The task: Copy the material word for word, from its first line through the line containing "p2y-trace-4: [374, 177, 914, 188]", including both of those lines.

Dataset:
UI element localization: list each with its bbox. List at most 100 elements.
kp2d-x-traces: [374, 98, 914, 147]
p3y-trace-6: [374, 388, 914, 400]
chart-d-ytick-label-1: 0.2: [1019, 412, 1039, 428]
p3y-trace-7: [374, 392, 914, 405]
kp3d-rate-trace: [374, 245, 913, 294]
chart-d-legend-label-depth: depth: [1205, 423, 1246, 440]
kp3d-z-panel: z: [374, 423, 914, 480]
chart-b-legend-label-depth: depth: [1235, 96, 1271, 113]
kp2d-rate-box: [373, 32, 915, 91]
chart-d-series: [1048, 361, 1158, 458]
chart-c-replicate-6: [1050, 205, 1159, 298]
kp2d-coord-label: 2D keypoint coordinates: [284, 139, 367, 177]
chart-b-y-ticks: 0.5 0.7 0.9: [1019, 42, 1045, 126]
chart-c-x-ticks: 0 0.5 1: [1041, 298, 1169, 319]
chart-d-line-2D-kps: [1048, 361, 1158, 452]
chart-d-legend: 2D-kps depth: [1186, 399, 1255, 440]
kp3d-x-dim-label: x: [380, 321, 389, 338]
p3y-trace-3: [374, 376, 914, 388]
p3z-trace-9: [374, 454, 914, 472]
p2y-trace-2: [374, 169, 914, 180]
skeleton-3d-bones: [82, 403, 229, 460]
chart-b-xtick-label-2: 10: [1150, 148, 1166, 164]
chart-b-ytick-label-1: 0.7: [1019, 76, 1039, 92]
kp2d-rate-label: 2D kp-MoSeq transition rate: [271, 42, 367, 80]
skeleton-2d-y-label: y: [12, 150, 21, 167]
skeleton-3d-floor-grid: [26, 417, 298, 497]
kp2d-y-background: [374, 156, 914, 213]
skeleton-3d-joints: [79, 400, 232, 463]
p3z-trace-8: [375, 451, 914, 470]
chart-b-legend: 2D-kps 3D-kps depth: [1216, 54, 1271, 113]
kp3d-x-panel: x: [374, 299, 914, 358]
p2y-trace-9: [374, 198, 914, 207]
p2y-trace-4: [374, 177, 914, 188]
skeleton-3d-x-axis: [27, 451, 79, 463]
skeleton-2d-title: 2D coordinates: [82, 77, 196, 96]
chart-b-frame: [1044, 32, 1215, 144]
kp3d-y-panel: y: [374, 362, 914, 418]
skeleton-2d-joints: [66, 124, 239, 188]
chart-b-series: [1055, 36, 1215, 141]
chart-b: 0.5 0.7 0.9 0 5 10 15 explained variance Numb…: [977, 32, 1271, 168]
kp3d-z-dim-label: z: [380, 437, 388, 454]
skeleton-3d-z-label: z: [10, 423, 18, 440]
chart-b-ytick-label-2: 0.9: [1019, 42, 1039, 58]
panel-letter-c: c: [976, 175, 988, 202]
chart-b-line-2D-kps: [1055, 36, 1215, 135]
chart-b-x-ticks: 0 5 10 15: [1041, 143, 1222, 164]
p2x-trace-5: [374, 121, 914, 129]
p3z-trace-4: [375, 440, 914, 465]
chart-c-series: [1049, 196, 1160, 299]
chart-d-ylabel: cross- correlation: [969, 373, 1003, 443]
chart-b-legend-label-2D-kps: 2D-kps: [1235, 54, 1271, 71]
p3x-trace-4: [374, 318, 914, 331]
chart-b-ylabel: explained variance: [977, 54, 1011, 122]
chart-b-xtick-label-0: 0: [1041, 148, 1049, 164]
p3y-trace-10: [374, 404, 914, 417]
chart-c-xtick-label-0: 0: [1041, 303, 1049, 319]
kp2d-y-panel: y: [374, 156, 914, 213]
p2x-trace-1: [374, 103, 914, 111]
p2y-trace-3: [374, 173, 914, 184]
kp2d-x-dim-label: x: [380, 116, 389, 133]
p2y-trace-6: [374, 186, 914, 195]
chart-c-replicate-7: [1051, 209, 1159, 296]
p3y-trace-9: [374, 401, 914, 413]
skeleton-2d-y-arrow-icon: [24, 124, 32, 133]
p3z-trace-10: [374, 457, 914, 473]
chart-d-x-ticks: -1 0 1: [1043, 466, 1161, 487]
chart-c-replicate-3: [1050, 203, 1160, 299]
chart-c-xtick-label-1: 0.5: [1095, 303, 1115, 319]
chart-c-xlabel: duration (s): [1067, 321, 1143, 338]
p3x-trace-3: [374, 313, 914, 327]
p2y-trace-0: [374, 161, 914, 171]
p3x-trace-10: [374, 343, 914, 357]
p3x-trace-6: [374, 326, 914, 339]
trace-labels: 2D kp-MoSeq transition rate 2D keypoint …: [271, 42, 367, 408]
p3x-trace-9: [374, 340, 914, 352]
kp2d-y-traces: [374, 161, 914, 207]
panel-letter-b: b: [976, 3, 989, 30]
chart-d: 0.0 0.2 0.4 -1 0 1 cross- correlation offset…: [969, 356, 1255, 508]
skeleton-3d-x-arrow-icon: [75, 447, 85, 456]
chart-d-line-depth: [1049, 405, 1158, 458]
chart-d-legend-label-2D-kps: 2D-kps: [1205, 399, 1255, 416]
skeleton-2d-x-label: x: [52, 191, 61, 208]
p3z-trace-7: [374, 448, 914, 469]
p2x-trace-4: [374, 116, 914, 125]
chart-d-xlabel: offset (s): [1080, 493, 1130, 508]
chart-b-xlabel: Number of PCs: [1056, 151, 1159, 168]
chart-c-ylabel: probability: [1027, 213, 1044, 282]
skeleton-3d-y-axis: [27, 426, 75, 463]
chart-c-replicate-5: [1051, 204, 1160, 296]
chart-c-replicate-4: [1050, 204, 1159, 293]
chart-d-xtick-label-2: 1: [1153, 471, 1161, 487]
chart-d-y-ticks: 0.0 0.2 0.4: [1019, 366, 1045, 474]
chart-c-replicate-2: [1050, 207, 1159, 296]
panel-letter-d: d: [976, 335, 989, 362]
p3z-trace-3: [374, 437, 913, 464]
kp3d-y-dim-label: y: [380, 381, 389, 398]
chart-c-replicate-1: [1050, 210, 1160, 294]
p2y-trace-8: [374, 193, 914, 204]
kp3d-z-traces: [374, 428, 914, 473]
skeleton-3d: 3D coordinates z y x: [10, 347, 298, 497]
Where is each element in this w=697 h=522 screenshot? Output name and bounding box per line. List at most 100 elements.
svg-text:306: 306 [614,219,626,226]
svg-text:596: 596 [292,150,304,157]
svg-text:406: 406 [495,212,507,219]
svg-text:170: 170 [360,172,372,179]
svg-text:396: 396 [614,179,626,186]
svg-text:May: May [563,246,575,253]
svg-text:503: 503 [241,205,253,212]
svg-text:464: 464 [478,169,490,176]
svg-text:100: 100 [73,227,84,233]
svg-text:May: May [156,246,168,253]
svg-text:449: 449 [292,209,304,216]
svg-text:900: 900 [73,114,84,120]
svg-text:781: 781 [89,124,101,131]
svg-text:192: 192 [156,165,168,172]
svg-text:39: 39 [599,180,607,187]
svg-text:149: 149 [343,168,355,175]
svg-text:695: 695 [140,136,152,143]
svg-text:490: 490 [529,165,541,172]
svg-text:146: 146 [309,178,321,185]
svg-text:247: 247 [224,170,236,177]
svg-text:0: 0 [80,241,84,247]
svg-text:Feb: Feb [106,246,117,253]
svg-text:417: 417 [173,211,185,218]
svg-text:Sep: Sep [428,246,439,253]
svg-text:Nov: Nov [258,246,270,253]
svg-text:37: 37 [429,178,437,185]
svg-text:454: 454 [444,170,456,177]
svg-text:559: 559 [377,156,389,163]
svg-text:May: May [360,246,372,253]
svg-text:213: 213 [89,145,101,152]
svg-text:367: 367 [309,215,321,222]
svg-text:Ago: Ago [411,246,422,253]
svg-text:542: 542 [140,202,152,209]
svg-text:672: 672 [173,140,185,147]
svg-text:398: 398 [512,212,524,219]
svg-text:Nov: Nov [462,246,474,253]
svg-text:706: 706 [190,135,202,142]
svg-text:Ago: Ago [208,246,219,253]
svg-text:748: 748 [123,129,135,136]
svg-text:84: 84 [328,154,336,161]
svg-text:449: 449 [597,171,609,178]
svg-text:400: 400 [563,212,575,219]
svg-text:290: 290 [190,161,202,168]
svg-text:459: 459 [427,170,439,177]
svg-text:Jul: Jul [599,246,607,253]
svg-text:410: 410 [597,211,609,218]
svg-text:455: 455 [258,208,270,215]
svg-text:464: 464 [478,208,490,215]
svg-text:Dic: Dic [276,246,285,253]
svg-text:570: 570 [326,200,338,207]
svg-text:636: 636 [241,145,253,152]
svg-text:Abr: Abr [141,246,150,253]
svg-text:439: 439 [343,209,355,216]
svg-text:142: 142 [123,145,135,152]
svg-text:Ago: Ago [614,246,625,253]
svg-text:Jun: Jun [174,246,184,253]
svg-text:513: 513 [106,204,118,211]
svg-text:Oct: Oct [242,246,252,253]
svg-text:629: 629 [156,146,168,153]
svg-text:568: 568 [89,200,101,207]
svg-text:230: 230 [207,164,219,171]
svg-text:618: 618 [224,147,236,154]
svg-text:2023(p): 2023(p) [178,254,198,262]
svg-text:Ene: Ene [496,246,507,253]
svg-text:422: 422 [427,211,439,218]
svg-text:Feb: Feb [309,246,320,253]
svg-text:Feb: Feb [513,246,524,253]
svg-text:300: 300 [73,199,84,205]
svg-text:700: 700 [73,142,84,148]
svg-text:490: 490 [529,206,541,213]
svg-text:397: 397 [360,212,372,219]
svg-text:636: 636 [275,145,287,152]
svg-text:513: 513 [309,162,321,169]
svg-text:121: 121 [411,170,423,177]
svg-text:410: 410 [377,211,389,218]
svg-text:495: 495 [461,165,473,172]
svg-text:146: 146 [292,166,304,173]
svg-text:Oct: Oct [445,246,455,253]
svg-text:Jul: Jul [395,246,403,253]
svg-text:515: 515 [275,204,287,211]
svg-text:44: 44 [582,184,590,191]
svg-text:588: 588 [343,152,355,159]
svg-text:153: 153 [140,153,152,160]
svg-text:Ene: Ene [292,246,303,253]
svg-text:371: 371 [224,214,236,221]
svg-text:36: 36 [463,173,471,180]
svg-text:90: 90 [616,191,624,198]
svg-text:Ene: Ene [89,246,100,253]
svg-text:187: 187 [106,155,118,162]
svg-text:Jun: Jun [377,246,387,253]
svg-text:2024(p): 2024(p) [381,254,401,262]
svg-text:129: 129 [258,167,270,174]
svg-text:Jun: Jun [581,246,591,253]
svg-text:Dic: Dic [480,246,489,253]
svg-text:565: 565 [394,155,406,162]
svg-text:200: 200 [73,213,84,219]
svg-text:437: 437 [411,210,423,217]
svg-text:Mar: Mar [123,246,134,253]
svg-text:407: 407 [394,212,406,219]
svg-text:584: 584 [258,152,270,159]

Response to this task:
UI element localization: list each with its bbox. List at most 100 elements.
kp2d-x-traces: [374, 98, 914, 147]
p3y-trace-6: [374, 388, 914, 400]
chart-d-ytick-label-1: 0.2: [1019, 412, 1039, 428]
p3y-trace-7: [374, 392, 914, 405]
kp3d-rate-trace: [374, 245, 913, 294]
chart-d-legend-label-depth: depth: [1205, 423, 1246, 440]
kp3d-z-panel: z: [374, 423, 914, 480]
chart-b-legend-label-depth: depth: [1235, 96, 1271, 113]
kp2d-rate-box: [373, 32, 915, 91]
chart-d-series: [1048, 361, 1158, 458]
chart-c-replicate-6: [1050, 205, 1159, 298]
kp2d-coord-label: 2D keypoint coordinates: [284, 139, 367, 177]
chart-b-y-ticks: 0.5 0.7 0.9: [1019, 42, 1045, 126]
chart-c-x-ticks: 0 0.5 1: [1041, 298, 1169, 319]
chart-d-line-2D-kps: [1048, 361, 1158, 452]
chart-d-legend: 2D-kps depth: [1186, 399, 1255, 440]
kp3d-x-dim-label: x: [380, 321, 389, 338]
p3y-trace-3: [374, 376, 914, 388]
p3z-trace-9: [374, 454, 914, 472]
p2y-trace-2: [374, 169, 914, 180]
skeleton-3d-bones: [82, 403, 229, 460]
chart-b-xtick-label-2: 10: [1150, 148, 1166, 164]
chart-b-ytick-label-1: 0.7: [1019, 76, 1039, 92]
kp2d-rate-label: 2D kp-MoSeq transition rate: [271, 42, 367, 80]
skeleton-2d-y-label: y: [12, 150, 21, 167]
skeleton-3d-floor-grid: [26, 417, 298, 497]
kp2d-y-background: [374, 156, 914, 213]
skeleton-3d-joints: [79, 400, 232, 463]
p3z-trace-8: [375, 451, 914, 470]
chart-b-legend: 2D-kps 3D-kps depth: [1216, 54, 1271, 113]
kp3d-x-panel: x: [374, 299, 914, 358]
p2y-trace-9: [374, 198, 914, 207]
p2y-trace-4: [374, 177, 914, 188]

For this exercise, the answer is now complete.